REQUIREMENT — Skip the images. Copy the records exactly as written.

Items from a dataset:
--------
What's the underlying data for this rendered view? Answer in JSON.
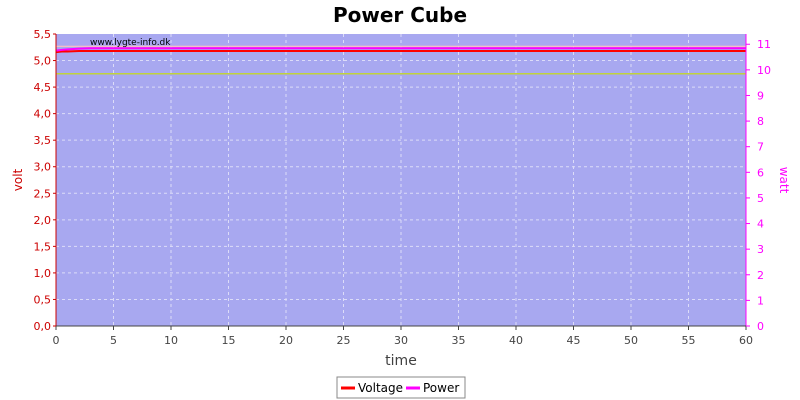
{
  "chart_data": {
    "type": "line",
    "title": "Power Cube",
    "watermark": "www.lygte-info.dk",
    "xlabel": "time",
    "ylabel_left": "volt",
    "ylabel_right": "watt",
    "xlim": [
      0,
      60
    ],
    "ylim_left": [
      0,
      5.5
    ],
    "ylim_right": [
      0,
      11.4
    ],
    "x_ticks": [
      "0",
      "5",
      "10",
      "15",
      "20",
      "25",
      "30",
      "35",
      "40",
      "45",
      "50",
      "55",
      "60"
    ],
    "y_left_ticks": [
      "0,0",
      "0,5",
      "1,0",
      "1,5",
      "2,0",
      "2,5",
      "3,0",
      "3,5",
      "4,0",
      "4,5",
      "5,0",
      "5,5"
    ],
    "y_right_ticks": [
      "0",
      "1",
      "2",
      "3",
      "4",
      "5",
      "6",
      "7",
      "8",
      "9",
      "10",
      "11"
    ],
    "grid": true,
    "legend_position": "bottom-center",
    "series": [
      {
        "name": "Voltage",
        "axis": "left",
        "color": "#ff0000",
        "x": [
          0,
          0.5,
          1,
          2,
          3,
          60
        ],
        "y": [
          5.16,
          5.17,
          5.17,
          5.18,
          5.18,
          5.18
        ]
      },
      {
        "name": "Power",
        "axis": "right",
        "color": "#ff00ff",
        "x": [
          0,
          0.5,
          1,
          2,
          3,
          60
        ],
        "y": [
          10.75,
          10.78,
          10.8,
          10.83,
          10.84,
          10.84
        ]
      },
      {
        "name": "",
        "axis": "right",
        "color": "#ffc0c0",
        "x": [
          0,
          60
        ],
        "y": [
          10.92,
          10.92
        ]
      },
      {
        "name": "",
        "axis": "left",
        "color": "#c8e000",
        "x": [
          0,
          60
        ],
        "y": [
          4.75,
          4.75
        ]
      }
    ],
    "colors": {
      "plot_background": "#a8a8f0",
      "grid": "#dcdcf8",
      "left_axis": "#cc0000",
      "right_axis": "#ff00ff",
      "x_axis": "#444444"
    }
  }
}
--------
WRITTEN ANSWER —
What's the underlying data for this rendered view? Answer in JSON.
{
  "chart_data": {
    "type": "line",
    "title": "Power Cube",
    "watermark": "www.lygte-info.dk",
    "xlabel": "time",
    "ylabel_left": "volt",
    "ylabel_right": "watt",
    "xlim": [
      0,
      60
    ],
    "ylim_left": [
      0,
      5.5
    ],
    "ylim_right": [
      0,
      11.4
    ],
    "x_ticks": [
      "0",
      "5",
      "10",
      "15",
      "20",
      "25",
      "30",
      "35",
      "40",
      "45",
      "50",
      "55",
      "60"
    ],
    "y_left_ticks": [
      "0,0",
      "0,5",
      "1,0",
      "1,5",
      "2,0",
      "2,5",
      "3,0",
      "3,5",
      "4,0",
      "4,5",
      "5,0",
      "5,5"
    ],
    "y_right_ticks": [
      "0",
      "1",
      "2",
      "3",
      "4",
      "5",
      "6",
      "7",
      "8",
      "9",
      "10",
      "11"
    ],
    "grid": true,
    "legend_position": "bottom-center",
    "series": [
      {
        "name": "Voltage",
        "axis": "left",
        "color": "#ff0000",
        "x": [
          0,
          0.5,
          1,
          2,
          3,
          60
        ],
        "y": [
          5.16,
          5.17,
          5.17,
          5.18,
          5.18,
          5.18
        ]
      },
      {
        "name": "Power",
        "axis": "right",
        "color": "#ff00ff",
        "x": [
          0,
          0.5,
          1,
          2,
          3,
          60
        ],
        "y": [
          10.75,
          10.78,
          10.8,
          10.83,
          10.84,
          10.84
        ]
      },
      {
        "name": "",
        "axis": "right",
        "color": "#ffc0c0",
        "x": [
          0,
          60
        ],
        "y": [
          10.92,
          10.92
        ]
      },
      {
        "name": "",
        "axis": "left",
        "color": "#c8e000",
        "x": [
          0,
          60
        ],
        "y": [
          4.75,
          4.75
        ]
      }
    ],
    "colors": {
      "plot_background": "#a8a8f0",
      "grid": "#dcdcf8",
      "left_axis": "#cc0000",
      "right_axis": "#ff00ff",
      "x_axis": "#444444"
    }
  }
}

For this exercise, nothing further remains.